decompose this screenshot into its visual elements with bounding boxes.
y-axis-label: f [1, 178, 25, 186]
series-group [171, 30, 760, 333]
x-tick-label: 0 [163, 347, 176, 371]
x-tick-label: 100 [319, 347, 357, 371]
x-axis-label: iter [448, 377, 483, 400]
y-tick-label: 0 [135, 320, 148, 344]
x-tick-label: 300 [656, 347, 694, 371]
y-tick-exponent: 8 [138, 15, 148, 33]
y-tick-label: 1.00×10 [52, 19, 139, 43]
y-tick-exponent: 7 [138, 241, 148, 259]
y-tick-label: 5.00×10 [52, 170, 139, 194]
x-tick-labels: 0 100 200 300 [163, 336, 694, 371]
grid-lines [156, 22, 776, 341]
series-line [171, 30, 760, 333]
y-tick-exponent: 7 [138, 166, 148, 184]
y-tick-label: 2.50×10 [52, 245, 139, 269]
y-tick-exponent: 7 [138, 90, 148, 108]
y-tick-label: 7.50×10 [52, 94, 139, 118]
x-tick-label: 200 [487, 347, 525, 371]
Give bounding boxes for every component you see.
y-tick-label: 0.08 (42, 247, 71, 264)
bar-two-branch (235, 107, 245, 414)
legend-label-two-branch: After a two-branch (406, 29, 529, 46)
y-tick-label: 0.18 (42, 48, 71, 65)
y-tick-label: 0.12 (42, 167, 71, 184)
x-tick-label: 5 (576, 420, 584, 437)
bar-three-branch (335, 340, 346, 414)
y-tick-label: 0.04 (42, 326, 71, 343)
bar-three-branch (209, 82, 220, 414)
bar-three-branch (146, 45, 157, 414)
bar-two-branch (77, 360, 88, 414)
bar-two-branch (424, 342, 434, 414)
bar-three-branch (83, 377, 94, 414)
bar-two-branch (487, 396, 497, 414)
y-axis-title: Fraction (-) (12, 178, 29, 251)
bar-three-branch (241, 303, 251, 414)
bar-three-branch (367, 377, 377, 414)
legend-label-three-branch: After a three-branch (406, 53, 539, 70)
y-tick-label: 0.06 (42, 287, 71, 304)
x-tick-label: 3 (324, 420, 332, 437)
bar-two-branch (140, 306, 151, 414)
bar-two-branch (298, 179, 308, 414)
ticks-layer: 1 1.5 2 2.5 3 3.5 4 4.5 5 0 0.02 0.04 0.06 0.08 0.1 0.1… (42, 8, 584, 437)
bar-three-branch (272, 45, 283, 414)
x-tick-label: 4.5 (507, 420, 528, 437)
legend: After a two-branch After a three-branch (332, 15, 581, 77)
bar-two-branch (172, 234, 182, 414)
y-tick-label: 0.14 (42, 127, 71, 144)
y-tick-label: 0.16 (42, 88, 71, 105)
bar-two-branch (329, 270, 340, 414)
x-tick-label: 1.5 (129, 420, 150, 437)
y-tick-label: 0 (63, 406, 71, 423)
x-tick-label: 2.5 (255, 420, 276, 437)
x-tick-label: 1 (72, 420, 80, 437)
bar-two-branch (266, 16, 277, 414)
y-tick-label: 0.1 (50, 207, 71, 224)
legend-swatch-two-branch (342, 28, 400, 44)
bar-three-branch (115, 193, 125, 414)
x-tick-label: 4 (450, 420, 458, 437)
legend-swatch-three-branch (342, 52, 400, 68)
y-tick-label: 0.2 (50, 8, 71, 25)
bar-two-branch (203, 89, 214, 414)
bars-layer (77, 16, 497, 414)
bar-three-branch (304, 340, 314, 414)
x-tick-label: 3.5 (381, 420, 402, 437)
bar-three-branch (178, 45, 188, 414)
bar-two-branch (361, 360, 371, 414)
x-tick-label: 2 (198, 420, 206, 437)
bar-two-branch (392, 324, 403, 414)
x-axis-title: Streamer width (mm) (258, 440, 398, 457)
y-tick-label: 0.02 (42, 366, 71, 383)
● ● ●
**SET EXERCISE**. Could you output every line of the data above as a numbered list, leaving out any blank lines?

**THE SOLUTION**.
1. decompose this screenshot into its visual elements with bounding boxes.
2. y-axis-label: f [1, 178, 25, 186]
3. series-group [171, 30, 760, 333]
4. x-tick-label: 0 [163, 347, 176, 371]
5. x-tick-label: 100 [319, 347, 357, 371]
6. x-axis-label: iter [448, 377, 483, 400]
7. y-tick-label: 0 [135, 320, 148, 344]
8. x-tick-label: 300 [656, 347, 694, 371]
9. y-tick-exponent: 8 [138, 15, 148, 33]
10. y-tick-label: 1.00×10 [52, 19, 139, 43]
11. y-tick-exponent: 7 [138, 241, 148, 259]
12. y-tick-label: 5.00×10 [52, 170, 139, 194]
13. x-tick-labels: 0 100 200 300 [163, 336, 694, 371]
14. grid-lines [156, 22, 776, 341]
15. series-line [171, 30, 760, 333]
16. y-tick-exponent: 7 [138, 166, 148, 184]
17. y-tick-label: 2.50×10 [52, 245, 139, 269]
18. y-tick-exponent: 7 [138, 90, 148, 108]
19. y-tick-label: 7.50×10 [52, 94, 139, 118]
20. x-tick-label: 200 [487, 347, 525, 371]
21. Give bounding boxes for every component you see.
22. y-tick-label: 0.08 (42, 247, 71, 264)
23. bar-two-branch (235, 107, 245, 414)
24. legend-label-two-branch: After a two-branch (406, 29, 529, 46)
25. y-tick-label: 0.18 (42, 48, 71, 65)
26. y-tick-label: 0.12 (42, 167, 71, 184)
27. x-tick-label: 5 (576, 420, 584, 437)
28. bar-three-branch (335, 340, 346, 414)
29. y-tick-label: 0.04 (42, 326, 71, 343)
30. bar-three-branch (209, 82, 220, 414)
31. bar-three-branch (146, 45, 157, 414)
32. bar-two-branch (77, 360, 88, 414)
33. bar-two-branch (424, 342, 434, 414)
34. bar-three-branch (83, 377, 94, 414)
35. bar-two-branch (487, 396, 497, 414)
36. y-axis-title: Fraction (-) (12, 178, 29, 251)
37. bar-three-branch (241, 303, 251, 414)
38. bar-three-branch (367, 377, 377, 414)
39. legend-label-three-branch: After a three-branch (406, 53, 539, 70)
40. y-tick-label: 0.06 (42, 287, 71, 304)
41. x-tick-label: 3 (324, 420, 332, 437)
42. bar-two-branch (140, 306, 151, 414)
43. bar-two-branch (298, 179, 308, 414)
44. ticks-layer: 1 1.5 2 2.5 3 3.5 4 4.5 5 0 0.02 0.04 0.06 0.08 0.1 0.1… (42, 8, 584, 437)
45. bar-three-branch (272, 45, 283, 414)
46. x-tick-label: 4.5 (507, 420, 528, 437)
47. legend: After a two-branch After a three-branch (332, 15, 581, 77)
48. bar-two-branch (172, 234, 182, 414)
49. y-tick-label: 0.14 (42, 127, 71, 144)
50. y-tick-label: 0.16 (42, 88, 71, 105)
51. bar-two-branch (329, 270, 340, 414)
52. x-tick-label: 1.5 (129, 420, 150, 437)
53. y-tick-label: 0 (63, 406, 71, 423)
54. x-tick-label: 2.5 (255, 420, 276, 437)
55. x-tick-label: 1 (72, 420, 80, 437)
56. bar-two-branch (266, 16, 277, 414)
57. y-tick-label: 0.1 (50, 207, 71, 224)
58. legend-swatch-two-branch (342, 28, 400, 44)
59. bar-three-branch (115, 193, 125, 414)
60. x-tick-label: 4 (450, 420, 458, 437)
61. legend-swatch-three-branch (342, 52, 400, 68)
62. y-tick-label: 0.2 (50, 8, 71, 25)
63. bar-two-branch (203, 89, 214, 414)
64. bars-layer (77, 16, 497, 414)
65. bar-three-branch (304, 340, 314, 414)
66. x-tick-label: 3.5 (381, 420, 402, 437)
67. bar-three-branch (178, 45, 188, 414)
68. bar-two-branch (361, 360, 371, 414)
69. x-tick-label: 2 (198, 420, 206, 437)
70. bar-two-branch (392, 324, 403, 414)
71. x-axis-title: Streamer width (mm) (258, 440, 398, 457)
72. y-tick-label: 0.02 (42, 366, 71, 383)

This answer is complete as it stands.